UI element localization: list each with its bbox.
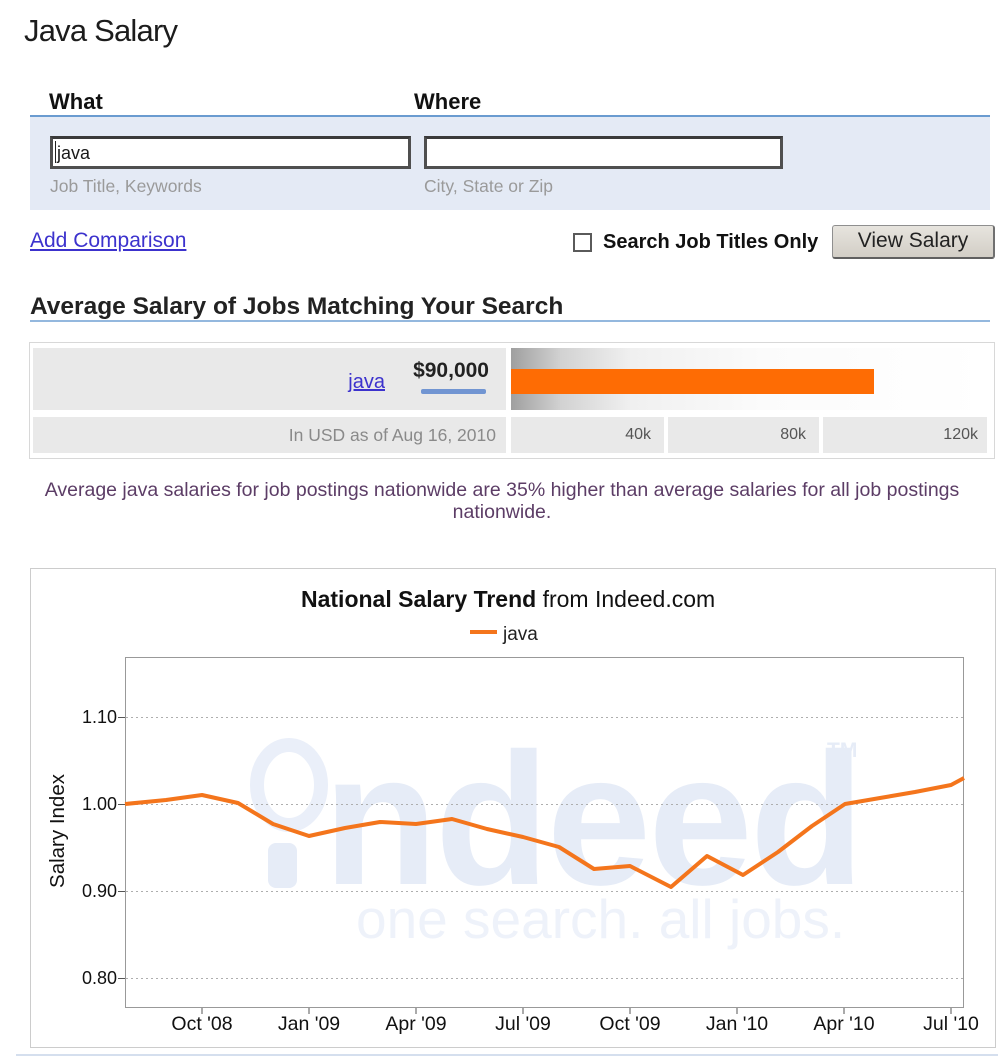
svg-text:Apr '10: Apr '10	[813, 1013, 874, 1035]
svg-text:Jan '09: Jan '09	[278, 1013, 340, 1035]
svg-text:ndeed: ndeed	[323, 714, 862, 924]
svg-text:0.90: 0.90	[82, 881, 117, 901]
svg-text:Jul '09: Jul '09	[495, 1013, 551, 1035]
svg-text:National Salary Trend from Ind: National Salary Trend from Indeed.com	[301, 586, 715, 612]
svg-text:1.10: 1.10	[82, 707, 117, 727]
svg-text:java: java	[502, 624, 538, 645]
svg-text:one search. all jobs.: one search. all jobs.	[356, 888, 845, 950]
svg-text:Apr '09: Apr '09	[385, 1013, 446, 1035]
svg-text:0.80: 0.80	[82, 968, 117, 988]
svg-text:Jul '10: Jul '10	[923, 1013, 979, 1035]
svg-text:Salary Index: Salary Index	[46, 773, 69, 888]
svg-text:Oct '09: Oct '09	[599, 1013, 660, 1035]
svg-text:Jan '10: Jan '10	[706, 1013, 768, 1035]
svg-text:TM: TM	[827, 739, 857, 762]
svg-text:1.00: 1.00	[82, 794, 117, 814]
svg-text:Oct '08: Oct '08	[171, 1013, 232, 1035]
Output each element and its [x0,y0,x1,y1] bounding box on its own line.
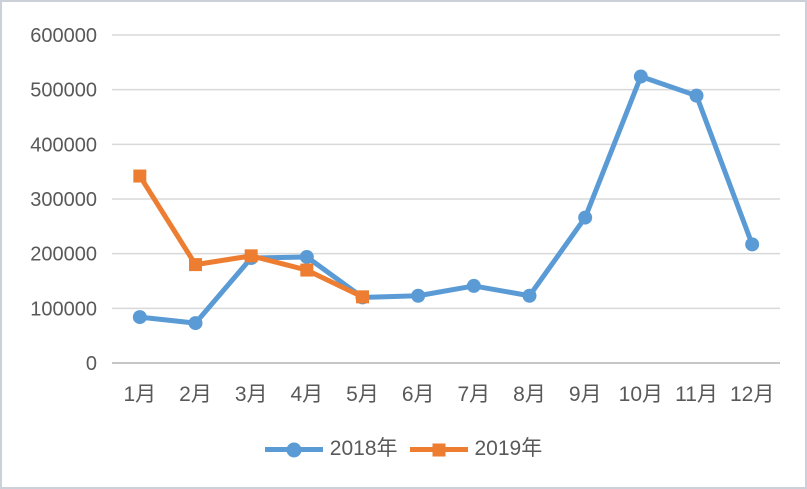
data-point-marker [132,310,147,325]
data-point-marker [633,69,648,84]
data-point-marker [299,249,314,264]
data-point-marker [189,258,202,272]
y-axis-tick-label: 400000 [30,134,97,156]
data-point-marker [411,288,426,303]
x-axis-tick-label: 9月 [569,383,602,406]
x-axis-tick-label: 7月 [457,383,490,406]
data-point-marker [522,288,537,303]
data-point-marker [300,263,314,277]
x-axis-tick-label: 3月 [235,383,268,406]
y-axis-tick-label: 300000 [30,189,97,211]
y-axis-tick-label: 600000 [30,25,97,47]
x-axis-tick-label: 12月 [730,383,774,406]
legend-line-2018 [264,442,323,457]
data-point-marker [466,278,481,293]
series-line-2018年 [137,74,755,326]
legend-label-2019: 2019年 [474,437,543,460]
x-axis-tick-label: 10月 [619,383,663,406]
x-axis-tick-label: 6月 [402,383,435,406]
y-axis-tick-label: 0 [86,353,97,375]
legend-item-2018: 2018年 [264,437,398,461]
data-point-marker [244,249,258,263]
x-axis-tick-label: 4月 [290,383,323,406]
y-axis-tick-label: 100000 [30,298,97,320]
y-axis-tick-label: 500000 [30,80,97,102]
chart-legend: 2018年 2019年 [2,438,805,461]
square-marker-icon [432,443,445,456]
data-point-marker [745,237,760,252]
y-axis-tick-label: 200000 [30,244,97,266]
x-axis-tick-label: 8月 [513,383,546,406]
data-point-marker [188,316,203,331]
x-axis-tick-label: 1月 [123,383,156,406]
data-point-marker [356,290,369,304]
x-axis-tick-label: 11月 [675,383,718,406]
legend-label-2018: 2018年 [329,437,398,460]
x-axis-tick-label: 2月 [179,383,212,406]
data-point-marker [689,88,704,103]
series-line-2019年 [137,173,365,300]
data-point-marker [133,169,147,183]
data-point-marker [578,210,593,225]
legend-item-2019: 2019年 [409,437,543,461]
x-axis-tick-label: 5月 [346,383,379,406]
circle-marker-icon [286,442,302,457]
legend-line-2019 [409,443,468,456]
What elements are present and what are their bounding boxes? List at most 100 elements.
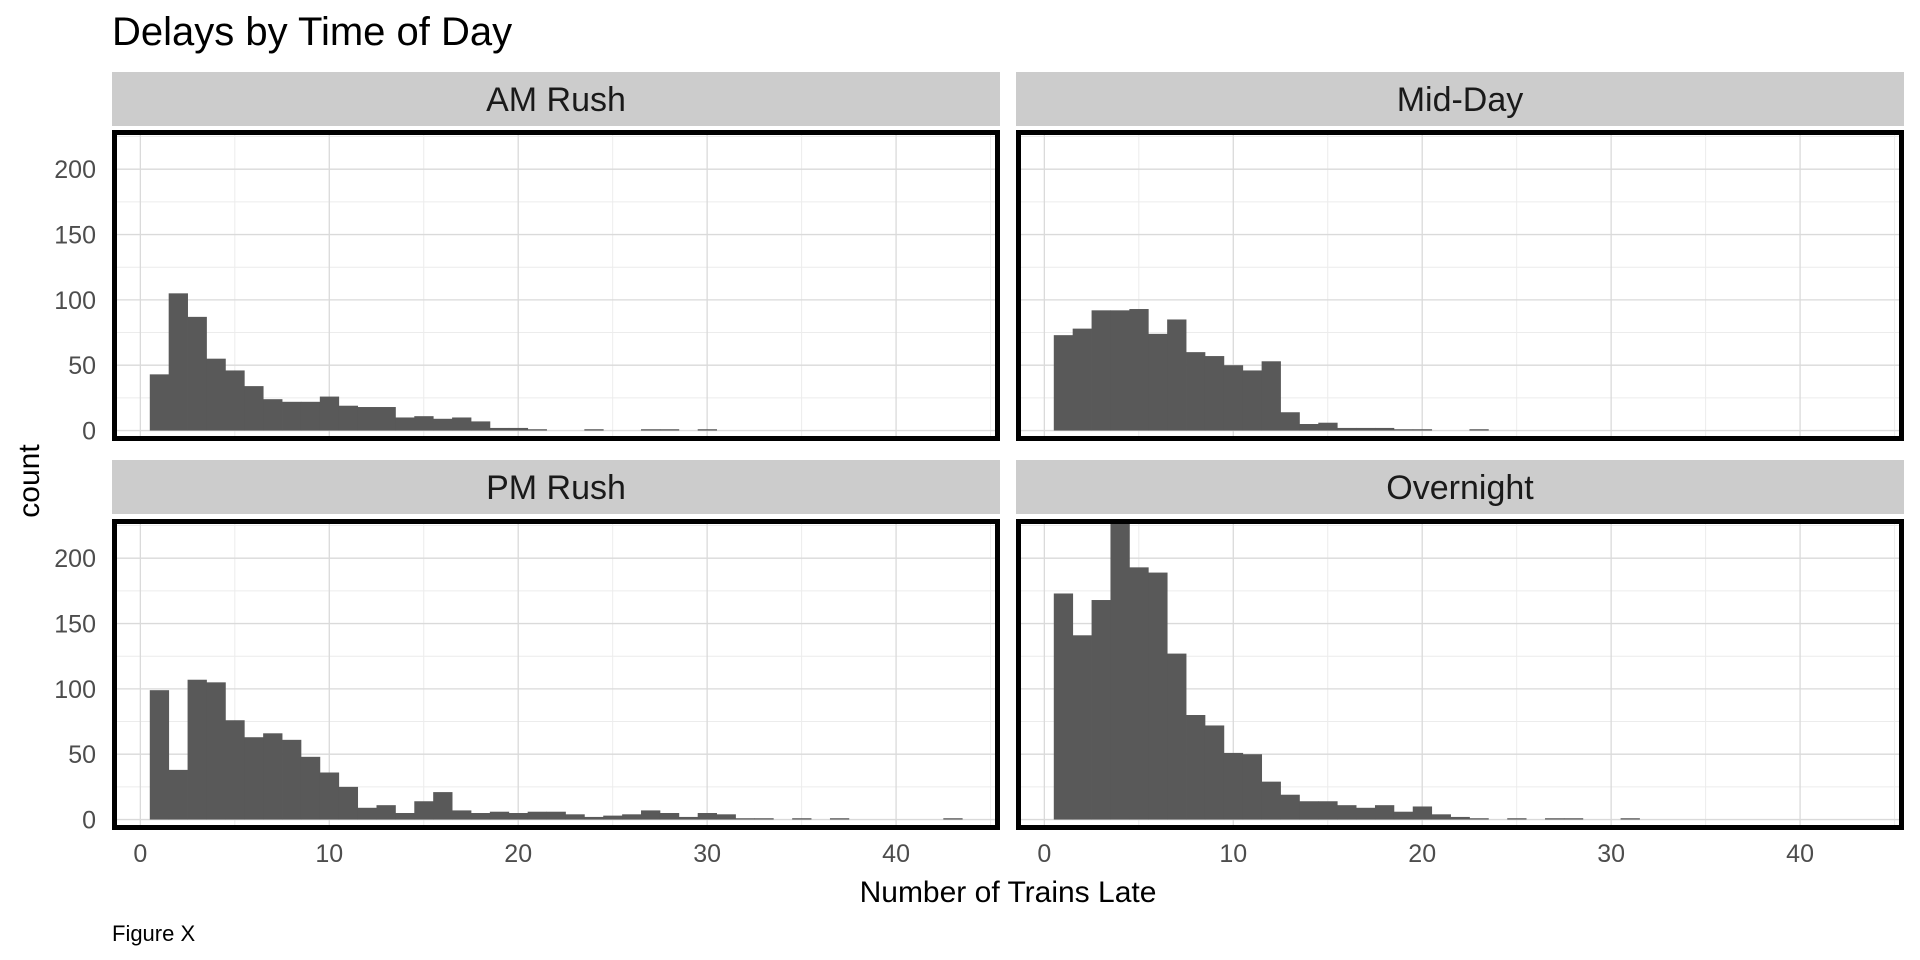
histogram-bar [149,690,170,820]
histogram-bar [1072,328,1092,431]
histogram-bar [206,682,226,820]
histogram-bar [1356,807,1376,820]
histogram-bar [168,293,188,431]
facet-label-overnight: Overnight [1386,469,1534,507]
histogram-bar [1507,818,1527,820]
histogram-bar [1545,818,1565,820]
histogram-bar [1186,715,1206,820]
histogram-bar [735,818,755,820]
y-tick-label: 50 [68,352,96,380]
histogram-bar [282,401,302,431]
y-tick-label: 0 [82,807,96,835]
histogram-bar [376,407,396,431]
histogram-bar [470,421,491,431]
histogram-bar [187,316,207,431]
histogram-bar [357,407,377,431]
figure-caption: Figure X [112,921,195,946]
histogram-bar [225,370,245,431]
facet-label-mid-day: Mid-Day [1397,81,1524,119]
histogram-bar [1356,427,1376,431]
histogram-bar [1337,427,1357,431]
histogram-bar [433,792,453,820]
x-tick-label: 0 [1037,840,1051,868]
histogram-bar [527,811,547,820]
histogram-bar [1261,781,1281,820]
histogram-bar [1204,725,1225,820]
facet-strip-mid-day [1016,72,1904,126]
histogram-bar [414,416,434,431]
y-tick-label: 50 [68,741,96,769]
x-tick-label: 10 [1219,840,1247,868]
chart-title: Delays by Time of Day [112,10,512,54]
panel-border-overnight [1016,519,1904,830]
histogram-bar [1280,794,1300,820]
histogram-bar [395,417,415,431]
histogram-bar [565,814,585,820]
histogram-bar [244,386,264,431]
histogram-bar [754,818,774,820]
y-tick-label: 150 [54,222,96,250]
histogram-bar [1053,335,1074,431]
facet-label-am-rush: AM Rush [486,81,626,119]
histogram-bar [1129,567,1149,820]
y-tick-label: 200 [54,156,96,184]
histogram-bar [1318,422,1338,431]
panel-border-mid-day [1016,130,1904,441]
histogram-bar [433,418,453,431]
histogram-bar [1620,818,1640,820]
histogram-bar [584,816,604,820]
histogram-bar [1280,412,1300,431]
x-tick-label: 40 [1786,840,1814,868]
histogram-bar [319,396,340,431]
histogram-bar [489,811,510,820]
x-tick-label: 40 [882,840,910,868]
histogram-bar [1148,333,1168,431]
histogram-bar [168,769,188,820]
histogram-bar [622,814,642,820]
x-axis-title: Number of Trains Late [860,876,1157,909]
histogram-bar [187,679,207,820]
histogram-bar [1204,356,1225,431]
histogram-bar [546,811,566,820]
histogram-bar [697,813,717,820]
histogram-bar [1374,805,1395,820]
histogram-bar [1450,816,1470,820]
histogram-bar [1393,429,1414,431]
y-tick-label: 200 [54,545,96,573]
histogram-bar [508,427,529,431]
histogram-bar [300,756,321,820]
histogram-bar [1563,818,1584,820]
x-tick-label: 0 [133,840,147,868]
histogram-bar [1412,806,1433,820]
histogram-bar [1374,427,1395,431]
histogram-bar [1469,429,1489,431]
histogram-bar [1167,319,1187,431]
histogram-bar [527,429,547,431]
y-tick-label: 100 [54,287,96,315]
histogram-bar [603,815,623,820]
histogram-bar [641,810,661,820]
histogram-bar [792,818,812,820]
histogram-bar [1242,754,1263,820]
histogram-bar [357,807,377,820]
histogram-bar [1072,635,1092,820]
facet-mid-day: Mid-Day [1016,72,1904,441]
histogram-bar [263,733,283,820]
histogram-bar [149,374,170,431]
histogram-bar [1186,352,1206,431]
histogram-bar [1091,310,1111,431]
histogram-bar [1223,365,1244,431]
histogram-bar [1431,814,1451,820]
histogram-bar [508,813,529,820]
histogram-bar [244,737,264,820]
y-axis-title: count [13,444,46,518]
histogram-bar [489,427,510,431]
x-tick-label: 30 [693,840,721,868]
histogram-bar [1261,361,1281,431]
histogram-bar [1242,370,1263,431]
histogram-bar [1299,424,1319,431]
histogram-bar [1223,752,1244,820]
facet-pm-rush: PM Rush 0 50 100 150 200 0 10 20 30 40 [54,460,1000,868]
facet-strip-overnight [1016,460,1904,514]
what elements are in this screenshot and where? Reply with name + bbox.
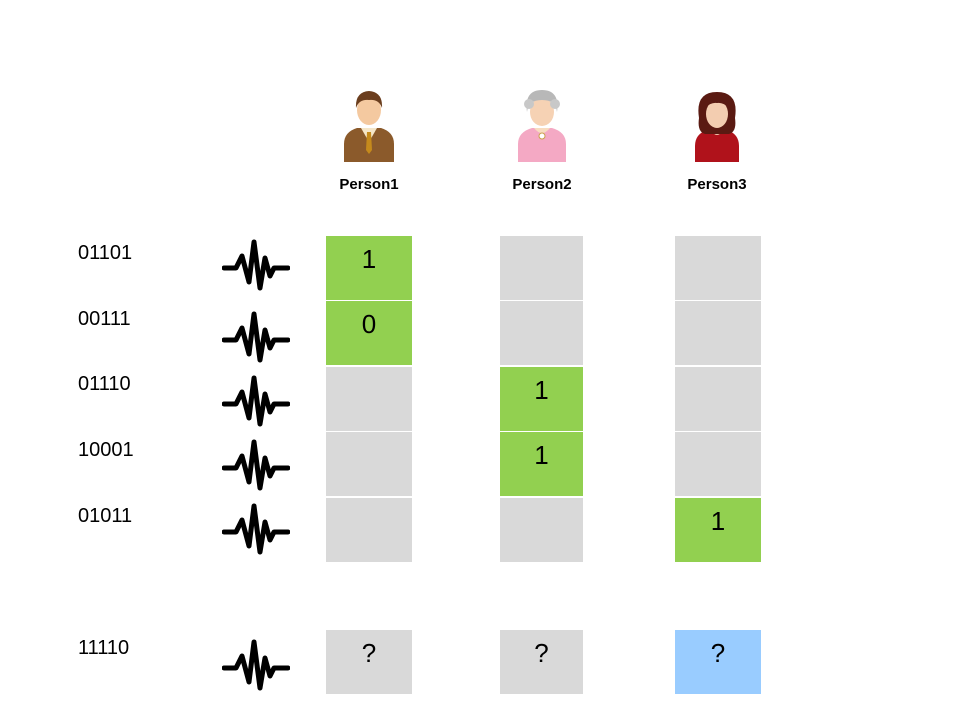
grid-cell: 1	[675, 498, 761, 562]
grid-cell	[500, 236, 583, 300]
grid-cell	[675, 367, 761, 431]
person-header-3: Person3	[667, 88, 767, 193]
grid-cell	[675, 432, 761, 496]
signal-wave-icon	[222, 503, 290, 555]
person-label: Person3	[687, 176, 747, 193]
grid-cell	[326, 498, 412, 562]
signal-wave-icon	[222, 239, 290, 291]
query-cell: ?	[326, 630, 412, 694]
signal-wave-icon	[222, 311, 290, 363]
signal-wave-icon	[222, 639, 290, 691]
row-code: 01110	[78, 373, 131, 395]
grid-cell: 0	[326, 301, 412, 365]
grid-cell	[326, 367, 412, 431]
person-label: Person2	[512, 176, 572, 193]
row-code: 10001	[78, 439, 134, 461]
grid-cell	[326, 432, 412, 496]
person-header-2: Person2	[492, 88, 592, 193]
person-label: Person1	[339, 176, 399, 193]
query-code: 11110	[78, 637, 130, 659]
signal-wave-icon	[222, 439, 290, 491]
row-code: 00111	[78, 308, 131, 330]
grid-cell: 1	[500, 367, 583, 431]
row-code: 01101	[78, 242, 133, 264]
woman-avatar-icon	[695, 92, 739, 162]
man-avatar-icon	[344, 91, 394, 162]
grid-cell: 1	[500, 432, 583, 496]
person-header-1: Person1	[319, 88, 419, 193]
query-cell: ?	[500, 630, 583, 694]
grid-cell	[675, 236, 761, 300]
elderly-woman-avatar-icon	[518, 90, 566, 162]
query-cell-highlighted: ?	[675, 630, 761, 694]
grid-cell: 1	[326, 236, 412, 300]
grid-cell	[500, 301, 583, 365]
signal-wave-icon	[222, 375, 290, 427]
grid-cell	[500, 498, 583, 562]
grid-cell	[675, 301, 761, 365]
row-code: 01011	[78, 505, 133, 527]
======
Copy, character for character, the lines of the data above from the line with "498, 761, 562]" up to and including the line with "630, 412, 694]".

### REPLY TO THE TASK
grid-cell: 1	[675, 498, 761, 562]
grid-cell	[500, 236, 583, 300]
grid-cell	[675, 367, 761, 431]
person-header-3: Person3	[667, 88, 767, 193]
grid-cell	[675, 432, 761, 496]
signal-wave-icon	[222, 503, 290, 555]
person-label: Person3	[687, 176, 747, 193]
grid-cell	[326, 498, 412, 562]
signal-wave-icon	[222, 239, 290, 291]
query-cell: ?	[326, 630, 412, 694]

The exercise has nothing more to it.